#### Directive:
Scan the data below for the string "name". Copy every line where it appears.

[BEGIN Input material]

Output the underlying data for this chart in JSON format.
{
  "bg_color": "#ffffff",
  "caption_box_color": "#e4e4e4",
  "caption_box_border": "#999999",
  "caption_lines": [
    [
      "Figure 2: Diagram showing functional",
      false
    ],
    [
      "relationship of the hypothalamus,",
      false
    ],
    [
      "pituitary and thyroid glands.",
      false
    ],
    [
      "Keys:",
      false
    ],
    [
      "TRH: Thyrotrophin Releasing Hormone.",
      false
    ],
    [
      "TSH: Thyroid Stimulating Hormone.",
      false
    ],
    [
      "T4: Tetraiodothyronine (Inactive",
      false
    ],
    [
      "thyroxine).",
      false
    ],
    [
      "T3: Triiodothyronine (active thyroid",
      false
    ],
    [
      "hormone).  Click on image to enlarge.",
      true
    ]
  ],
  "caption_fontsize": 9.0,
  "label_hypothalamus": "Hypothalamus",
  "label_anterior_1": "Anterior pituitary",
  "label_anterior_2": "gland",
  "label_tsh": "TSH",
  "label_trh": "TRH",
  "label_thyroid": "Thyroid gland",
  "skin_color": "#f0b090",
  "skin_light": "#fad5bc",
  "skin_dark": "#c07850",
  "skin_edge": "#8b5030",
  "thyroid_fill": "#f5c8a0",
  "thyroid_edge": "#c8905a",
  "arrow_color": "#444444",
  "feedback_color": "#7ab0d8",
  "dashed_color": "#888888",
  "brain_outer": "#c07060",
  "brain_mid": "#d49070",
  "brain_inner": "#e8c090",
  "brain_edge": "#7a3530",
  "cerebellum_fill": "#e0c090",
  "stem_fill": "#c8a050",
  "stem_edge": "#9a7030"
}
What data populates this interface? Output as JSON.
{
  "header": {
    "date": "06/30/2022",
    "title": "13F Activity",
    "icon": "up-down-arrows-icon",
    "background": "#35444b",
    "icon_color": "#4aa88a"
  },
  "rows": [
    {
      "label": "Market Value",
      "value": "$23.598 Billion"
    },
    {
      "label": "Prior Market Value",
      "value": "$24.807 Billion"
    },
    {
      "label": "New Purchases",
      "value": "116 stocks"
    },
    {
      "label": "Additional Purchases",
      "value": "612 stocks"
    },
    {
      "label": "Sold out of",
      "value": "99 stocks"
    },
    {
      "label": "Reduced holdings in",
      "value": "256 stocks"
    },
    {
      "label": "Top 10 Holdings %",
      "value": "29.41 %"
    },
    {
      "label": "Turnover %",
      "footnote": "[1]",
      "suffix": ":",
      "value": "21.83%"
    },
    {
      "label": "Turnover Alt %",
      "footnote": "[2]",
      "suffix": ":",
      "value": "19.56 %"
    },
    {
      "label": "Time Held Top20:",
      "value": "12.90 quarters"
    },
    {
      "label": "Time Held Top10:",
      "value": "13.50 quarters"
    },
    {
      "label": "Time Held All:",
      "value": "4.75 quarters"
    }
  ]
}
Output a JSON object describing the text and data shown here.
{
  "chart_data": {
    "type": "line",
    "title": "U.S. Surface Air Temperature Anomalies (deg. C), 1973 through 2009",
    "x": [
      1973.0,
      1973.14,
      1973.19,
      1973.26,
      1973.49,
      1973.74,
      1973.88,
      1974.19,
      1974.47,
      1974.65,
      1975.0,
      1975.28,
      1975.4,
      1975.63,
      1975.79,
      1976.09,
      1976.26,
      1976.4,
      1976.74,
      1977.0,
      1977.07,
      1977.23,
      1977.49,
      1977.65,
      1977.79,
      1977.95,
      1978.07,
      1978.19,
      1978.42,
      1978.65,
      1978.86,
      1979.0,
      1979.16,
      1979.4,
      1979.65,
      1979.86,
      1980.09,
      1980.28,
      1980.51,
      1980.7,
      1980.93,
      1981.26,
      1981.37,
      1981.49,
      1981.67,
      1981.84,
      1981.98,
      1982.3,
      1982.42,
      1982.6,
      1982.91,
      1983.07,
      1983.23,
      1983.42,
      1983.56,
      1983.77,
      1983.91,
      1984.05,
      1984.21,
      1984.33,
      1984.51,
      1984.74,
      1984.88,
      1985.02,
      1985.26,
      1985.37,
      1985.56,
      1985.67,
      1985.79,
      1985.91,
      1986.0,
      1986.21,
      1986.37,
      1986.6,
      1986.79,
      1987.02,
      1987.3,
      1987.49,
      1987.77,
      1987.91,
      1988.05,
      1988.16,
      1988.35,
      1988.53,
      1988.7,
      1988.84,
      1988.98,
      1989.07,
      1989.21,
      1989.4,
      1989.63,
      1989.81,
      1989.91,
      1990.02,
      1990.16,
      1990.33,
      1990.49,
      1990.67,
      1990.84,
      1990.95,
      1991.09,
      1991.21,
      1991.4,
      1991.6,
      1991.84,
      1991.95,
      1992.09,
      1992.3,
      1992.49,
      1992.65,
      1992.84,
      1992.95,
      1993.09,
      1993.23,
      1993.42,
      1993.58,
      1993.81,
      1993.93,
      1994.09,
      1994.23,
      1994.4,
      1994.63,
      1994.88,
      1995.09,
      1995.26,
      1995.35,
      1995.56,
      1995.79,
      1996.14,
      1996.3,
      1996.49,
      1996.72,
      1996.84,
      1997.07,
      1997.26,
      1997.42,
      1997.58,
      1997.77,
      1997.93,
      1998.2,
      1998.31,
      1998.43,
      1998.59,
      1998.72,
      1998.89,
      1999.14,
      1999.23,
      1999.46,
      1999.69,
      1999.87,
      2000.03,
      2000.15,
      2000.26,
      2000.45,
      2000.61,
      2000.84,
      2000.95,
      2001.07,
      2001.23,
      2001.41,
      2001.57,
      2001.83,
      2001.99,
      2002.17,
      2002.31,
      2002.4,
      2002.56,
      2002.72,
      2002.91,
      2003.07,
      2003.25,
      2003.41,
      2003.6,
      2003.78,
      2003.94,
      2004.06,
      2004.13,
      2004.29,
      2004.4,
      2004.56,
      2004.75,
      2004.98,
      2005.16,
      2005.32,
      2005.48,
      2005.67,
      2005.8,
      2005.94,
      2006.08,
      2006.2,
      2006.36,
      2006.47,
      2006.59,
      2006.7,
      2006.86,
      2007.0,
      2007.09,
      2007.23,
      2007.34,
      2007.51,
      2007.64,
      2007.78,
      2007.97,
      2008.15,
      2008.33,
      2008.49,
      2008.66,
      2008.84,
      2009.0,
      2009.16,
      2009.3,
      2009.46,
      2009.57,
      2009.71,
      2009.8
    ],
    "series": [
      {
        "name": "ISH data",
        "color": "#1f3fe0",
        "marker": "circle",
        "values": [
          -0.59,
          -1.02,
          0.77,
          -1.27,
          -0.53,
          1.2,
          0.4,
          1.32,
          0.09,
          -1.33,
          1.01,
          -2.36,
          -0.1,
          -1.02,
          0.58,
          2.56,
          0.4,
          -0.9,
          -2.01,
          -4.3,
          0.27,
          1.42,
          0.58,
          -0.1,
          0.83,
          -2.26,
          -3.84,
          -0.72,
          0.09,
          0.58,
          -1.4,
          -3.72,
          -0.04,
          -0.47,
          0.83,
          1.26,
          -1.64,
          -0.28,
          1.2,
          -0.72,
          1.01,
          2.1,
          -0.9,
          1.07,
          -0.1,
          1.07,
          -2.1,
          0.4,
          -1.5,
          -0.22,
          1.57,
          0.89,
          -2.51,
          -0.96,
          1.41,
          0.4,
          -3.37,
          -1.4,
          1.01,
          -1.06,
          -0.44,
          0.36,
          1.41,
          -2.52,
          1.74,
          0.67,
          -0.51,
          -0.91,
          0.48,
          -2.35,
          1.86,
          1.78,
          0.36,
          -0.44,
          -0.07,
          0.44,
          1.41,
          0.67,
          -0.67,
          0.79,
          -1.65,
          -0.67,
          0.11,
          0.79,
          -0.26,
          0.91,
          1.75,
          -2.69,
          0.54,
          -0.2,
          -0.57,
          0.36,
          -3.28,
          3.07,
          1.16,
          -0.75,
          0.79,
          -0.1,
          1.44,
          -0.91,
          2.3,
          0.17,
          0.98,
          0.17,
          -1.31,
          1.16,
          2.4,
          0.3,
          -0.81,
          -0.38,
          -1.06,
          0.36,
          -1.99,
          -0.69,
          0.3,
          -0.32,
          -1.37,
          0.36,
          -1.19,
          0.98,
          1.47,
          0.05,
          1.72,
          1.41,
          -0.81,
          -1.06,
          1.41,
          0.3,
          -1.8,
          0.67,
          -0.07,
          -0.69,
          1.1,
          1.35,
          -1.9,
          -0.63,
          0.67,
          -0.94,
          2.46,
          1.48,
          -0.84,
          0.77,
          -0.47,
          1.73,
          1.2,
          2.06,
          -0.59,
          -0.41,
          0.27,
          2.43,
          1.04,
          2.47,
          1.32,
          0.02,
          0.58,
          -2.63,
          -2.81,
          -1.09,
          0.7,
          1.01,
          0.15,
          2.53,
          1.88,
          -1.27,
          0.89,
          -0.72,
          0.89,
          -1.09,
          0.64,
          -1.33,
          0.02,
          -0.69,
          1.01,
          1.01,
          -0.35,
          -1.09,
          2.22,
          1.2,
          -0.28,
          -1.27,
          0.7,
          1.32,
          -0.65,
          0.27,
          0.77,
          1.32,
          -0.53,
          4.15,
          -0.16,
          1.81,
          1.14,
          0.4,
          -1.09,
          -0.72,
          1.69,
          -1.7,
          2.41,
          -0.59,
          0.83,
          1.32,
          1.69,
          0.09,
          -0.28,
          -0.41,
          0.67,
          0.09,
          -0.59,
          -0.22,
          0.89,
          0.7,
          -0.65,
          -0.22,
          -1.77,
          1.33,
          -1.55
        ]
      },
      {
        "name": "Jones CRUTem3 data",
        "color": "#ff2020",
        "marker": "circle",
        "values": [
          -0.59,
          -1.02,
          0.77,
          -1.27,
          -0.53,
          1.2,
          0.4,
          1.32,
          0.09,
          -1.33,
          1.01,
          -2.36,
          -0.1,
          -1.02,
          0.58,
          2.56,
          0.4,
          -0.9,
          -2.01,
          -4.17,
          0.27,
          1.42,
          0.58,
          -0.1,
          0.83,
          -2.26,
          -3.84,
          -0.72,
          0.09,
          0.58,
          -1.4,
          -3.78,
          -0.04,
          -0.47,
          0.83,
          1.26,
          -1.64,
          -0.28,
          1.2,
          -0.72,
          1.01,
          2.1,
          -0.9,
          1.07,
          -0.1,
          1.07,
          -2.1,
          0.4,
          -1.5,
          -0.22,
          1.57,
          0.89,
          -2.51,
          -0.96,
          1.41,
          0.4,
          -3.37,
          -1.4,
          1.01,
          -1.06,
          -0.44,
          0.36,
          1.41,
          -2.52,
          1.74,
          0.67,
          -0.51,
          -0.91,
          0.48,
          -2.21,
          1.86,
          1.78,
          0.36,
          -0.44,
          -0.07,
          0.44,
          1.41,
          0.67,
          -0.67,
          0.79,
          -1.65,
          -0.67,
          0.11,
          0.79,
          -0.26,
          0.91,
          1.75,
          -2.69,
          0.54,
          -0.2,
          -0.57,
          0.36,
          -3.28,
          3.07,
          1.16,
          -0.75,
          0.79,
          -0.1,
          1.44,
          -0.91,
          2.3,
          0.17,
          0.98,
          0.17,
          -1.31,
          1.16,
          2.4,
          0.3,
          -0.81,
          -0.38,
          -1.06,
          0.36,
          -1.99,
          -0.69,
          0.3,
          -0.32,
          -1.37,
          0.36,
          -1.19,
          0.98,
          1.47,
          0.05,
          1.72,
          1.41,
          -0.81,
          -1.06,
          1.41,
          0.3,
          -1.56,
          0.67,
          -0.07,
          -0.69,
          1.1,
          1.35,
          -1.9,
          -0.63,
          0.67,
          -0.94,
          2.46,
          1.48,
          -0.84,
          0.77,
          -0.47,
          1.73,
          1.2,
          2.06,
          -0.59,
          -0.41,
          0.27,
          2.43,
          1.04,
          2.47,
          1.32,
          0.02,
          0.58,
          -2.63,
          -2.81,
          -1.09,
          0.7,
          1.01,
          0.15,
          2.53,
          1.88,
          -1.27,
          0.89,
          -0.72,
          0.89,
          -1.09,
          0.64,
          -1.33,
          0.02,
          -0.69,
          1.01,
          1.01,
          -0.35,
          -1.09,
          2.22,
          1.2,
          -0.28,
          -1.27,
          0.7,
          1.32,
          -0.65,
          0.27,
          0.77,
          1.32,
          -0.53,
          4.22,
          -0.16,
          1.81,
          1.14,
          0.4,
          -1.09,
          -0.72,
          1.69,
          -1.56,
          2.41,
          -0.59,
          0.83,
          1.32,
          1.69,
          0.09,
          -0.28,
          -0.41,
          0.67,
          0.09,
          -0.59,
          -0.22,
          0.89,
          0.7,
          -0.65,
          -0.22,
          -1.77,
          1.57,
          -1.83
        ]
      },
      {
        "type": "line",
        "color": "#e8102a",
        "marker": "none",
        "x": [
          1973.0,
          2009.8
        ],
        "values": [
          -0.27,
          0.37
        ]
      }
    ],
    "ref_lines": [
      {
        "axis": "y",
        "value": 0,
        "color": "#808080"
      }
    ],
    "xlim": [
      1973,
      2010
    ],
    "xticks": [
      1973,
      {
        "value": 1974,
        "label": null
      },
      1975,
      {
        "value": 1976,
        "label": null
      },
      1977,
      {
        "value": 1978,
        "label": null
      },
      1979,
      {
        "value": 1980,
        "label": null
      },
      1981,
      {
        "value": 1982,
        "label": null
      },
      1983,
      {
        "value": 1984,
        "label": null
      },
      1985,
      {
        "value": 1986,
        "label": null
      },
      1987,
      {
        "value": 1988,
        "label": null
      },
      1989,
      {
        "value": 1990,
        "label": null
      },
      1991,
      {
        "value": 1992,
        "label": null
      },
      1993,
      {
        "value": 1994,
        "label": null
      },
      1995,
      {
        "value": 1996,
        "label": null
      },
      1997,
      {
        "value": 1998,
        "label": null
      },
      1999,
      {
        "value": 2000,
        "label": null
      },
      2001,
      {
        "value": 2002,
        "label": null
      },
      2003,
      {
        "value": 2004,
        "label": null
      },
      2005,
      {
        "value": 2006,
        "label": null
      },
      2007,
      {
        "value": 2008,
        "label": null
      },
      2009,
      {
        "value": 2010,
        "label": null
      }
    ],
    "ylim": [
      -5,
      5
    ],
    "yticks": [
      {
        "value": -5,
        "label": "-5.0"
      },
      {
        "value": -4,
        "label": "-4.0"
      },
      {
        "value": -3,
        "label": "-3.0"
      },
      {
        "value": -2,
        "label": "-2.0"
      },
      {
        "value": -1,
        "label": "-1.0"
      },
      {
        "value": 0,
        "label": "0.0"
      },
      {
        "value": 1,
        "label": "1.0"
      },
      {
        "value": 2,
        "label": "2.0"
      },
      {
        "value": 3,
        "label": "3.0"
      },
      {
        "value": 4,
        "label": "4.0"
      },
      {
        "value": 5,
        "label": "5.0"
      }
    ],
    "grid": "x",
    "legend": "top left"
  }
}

[END Input material]

#### Full solution:
        "name": "ISH data",
        "name": "Jones CRUTem3 data",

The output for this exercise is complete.